● WHAT THE TASK ASKS
From the entries that follow, list every line in which the string "muscles" appears.

● EXTRACTED INFORMATION

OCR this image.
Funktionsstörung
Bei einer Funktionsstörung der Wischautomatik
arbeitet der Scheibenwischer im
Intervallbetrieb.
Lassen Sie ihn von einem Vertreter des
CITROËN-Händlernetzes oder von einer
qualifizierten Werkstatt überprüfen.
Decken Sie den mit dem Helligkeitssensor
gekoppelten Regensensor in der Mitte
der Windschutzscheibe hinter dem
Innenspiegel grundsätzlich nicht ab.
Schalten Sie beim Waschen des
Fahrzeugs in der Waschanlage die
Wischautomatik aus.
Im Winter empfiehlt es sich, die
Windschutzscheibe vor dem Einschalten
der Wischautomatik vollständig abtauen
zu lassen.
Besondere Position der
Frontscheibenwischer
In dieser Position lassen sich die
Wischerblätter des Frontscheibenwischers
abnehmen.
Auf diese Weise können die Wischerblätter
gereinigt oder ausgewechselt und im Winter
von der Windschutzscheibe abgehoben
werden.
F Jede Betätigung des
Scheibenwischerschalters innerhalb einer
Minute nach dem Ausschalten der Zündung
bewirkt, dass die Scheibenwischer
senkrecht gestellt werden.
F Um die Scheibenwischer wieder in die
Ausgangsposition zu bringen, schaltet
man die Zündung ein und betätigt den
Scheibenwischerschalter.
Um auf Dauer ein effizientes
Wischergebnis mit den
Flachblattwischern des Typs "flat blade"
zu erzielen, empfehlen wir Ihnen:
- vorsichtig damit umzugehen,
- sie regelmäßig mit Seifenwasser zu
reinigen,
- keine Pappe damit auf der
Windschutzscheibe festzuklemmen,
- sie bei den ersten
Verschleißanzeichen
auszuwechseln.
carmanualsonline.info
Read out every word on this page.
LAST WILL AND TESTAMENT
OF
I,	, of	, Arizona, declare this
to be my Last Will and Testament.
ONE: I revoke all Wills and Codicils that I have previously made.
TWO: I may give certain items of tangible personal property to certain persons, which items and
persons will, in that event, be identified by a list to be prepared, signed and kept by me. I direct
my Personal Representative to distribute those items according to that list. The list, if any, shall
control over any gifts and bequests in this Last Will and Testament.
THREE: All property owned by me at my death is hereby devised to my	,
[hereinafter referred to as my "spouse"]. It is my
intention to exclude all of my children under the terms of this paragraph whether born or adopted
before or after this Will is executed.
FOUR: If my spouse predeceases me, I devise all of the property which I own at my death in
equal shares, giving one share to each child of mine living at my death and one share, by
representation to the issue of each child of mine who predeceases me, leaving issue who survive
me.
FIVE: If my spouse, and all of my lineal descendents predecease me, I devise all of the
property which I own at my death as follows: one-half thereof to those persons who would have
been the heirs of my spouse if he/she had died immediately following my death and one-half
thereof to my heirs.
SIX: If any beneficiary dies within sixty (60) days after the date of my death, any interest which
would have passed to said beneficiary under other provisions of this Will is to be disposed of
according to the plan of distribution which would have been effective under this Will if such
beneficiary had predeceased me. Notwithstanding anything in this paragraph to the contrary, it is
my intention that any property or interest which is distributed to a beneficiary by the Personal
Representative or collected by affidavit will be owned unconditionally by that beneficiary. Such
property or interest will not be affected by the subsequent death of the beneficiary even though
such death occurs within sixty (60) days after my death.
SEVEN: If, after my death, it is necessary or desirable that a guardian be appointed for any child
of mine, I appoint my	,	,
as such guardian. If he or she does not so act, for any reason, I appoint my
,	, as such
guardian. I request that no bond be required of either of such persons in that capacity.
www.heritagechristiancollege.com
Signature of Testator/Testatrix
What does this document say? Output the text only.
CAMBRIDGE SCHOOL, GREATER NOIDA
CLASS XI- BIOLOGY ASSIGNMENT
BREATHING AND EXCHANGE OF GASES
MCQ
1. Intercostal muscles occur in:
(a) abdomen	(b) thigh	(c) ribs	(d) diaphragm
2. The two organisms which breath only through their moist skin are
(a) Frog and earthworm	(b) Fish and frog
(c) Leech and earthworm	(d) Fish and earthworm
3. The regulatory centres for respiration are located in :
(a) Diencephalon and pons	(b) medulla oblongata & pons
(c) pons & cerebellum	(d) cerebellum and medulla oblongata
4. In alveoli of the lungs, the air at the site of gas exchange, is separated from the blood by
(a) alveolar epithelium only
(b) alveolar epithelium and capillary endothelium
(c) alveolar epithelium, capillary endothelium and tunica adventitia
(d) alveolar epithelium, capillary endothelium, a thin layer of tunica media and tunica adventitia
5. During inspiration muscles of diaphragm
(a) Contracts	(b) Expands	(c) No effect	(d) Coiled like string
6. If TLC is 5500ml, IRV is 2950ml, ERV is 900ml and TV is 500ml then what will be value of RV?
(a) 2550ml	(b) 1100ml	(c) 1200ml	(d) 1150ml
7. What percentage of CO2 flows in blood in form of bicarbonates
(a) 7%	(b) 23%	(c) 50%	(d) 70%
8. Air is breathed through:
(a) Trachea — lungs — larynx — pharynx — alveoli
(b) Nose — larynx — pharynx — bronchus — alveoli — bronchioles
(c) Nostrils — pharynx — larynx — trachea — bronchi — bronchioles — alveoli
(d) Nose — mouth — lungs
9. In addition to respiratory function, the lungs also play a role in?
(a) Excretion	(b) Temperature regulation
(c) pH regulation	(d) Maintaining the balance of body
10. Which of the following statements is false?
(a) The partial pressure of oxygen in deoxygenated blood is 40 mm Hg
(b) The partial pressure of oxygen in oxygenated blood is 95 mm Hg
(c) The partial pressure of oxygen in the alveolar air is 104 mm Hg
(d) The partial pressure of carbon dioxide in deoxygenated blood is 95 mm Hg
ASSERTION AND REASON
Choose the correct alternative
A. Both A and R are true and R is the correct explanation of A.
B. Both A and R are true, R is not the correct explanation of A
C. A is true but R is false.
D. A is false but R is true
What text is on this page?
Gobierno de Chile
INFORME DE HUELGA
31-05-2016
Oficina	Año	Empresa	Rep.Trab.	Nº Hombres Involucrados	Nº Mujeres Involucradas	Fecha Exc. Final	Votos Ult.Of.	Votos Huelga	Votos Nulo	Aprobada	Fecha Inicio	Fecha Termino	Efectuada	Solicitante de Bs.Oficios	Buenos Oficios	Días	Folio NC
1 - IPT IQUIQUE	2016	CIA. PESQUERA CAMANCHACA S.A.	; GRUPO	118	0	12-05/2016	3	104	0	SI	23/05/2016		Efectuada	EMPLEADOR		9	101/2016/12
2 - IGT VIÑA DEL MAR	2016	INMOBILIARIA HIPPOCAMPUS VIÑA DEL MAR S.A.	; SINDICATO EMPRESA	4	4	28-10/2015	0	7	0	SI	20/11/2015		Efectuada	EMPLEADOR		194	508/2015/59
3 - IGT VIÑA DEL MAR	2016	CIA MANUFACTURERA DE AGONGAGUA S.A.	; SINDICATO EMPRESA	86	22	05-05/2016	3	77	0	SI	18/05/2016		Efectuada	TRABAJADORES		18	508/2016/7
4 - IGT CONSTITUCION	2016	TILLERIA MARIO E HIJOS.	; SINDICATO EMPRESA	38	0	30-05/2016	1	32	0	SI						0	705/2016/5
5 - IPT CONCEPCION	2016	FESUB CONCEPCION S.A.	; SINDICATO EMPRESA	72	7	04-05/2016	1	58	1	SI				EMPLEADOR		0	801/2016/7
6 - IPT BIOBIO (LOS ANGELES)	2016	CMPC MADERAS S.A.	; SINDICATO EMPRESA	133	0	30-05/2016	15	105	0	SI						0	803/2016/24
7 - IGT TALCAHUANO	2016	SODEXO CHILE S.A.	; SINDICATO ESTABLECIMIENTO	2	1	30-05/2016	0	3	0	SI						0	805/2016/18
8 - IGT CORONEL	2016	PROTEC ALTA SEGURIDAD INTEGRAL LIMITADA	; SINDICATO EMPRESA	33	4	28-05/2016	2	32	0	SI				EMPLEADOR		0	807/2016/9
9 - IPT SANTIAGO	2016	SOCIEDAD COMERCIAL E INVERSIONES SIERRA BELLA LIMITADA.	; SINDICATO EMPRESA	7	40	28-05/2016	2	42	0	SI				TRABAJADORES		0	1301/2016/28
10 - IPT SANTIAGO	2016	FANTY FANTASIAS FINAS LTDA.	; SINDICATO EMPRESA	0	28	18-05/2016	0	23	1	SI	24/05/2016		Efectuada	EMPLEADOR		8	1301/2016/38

● SOLVED EXERCISE
1. Intercostal muscles occur in:
5. During inspiration muscles of diaphragm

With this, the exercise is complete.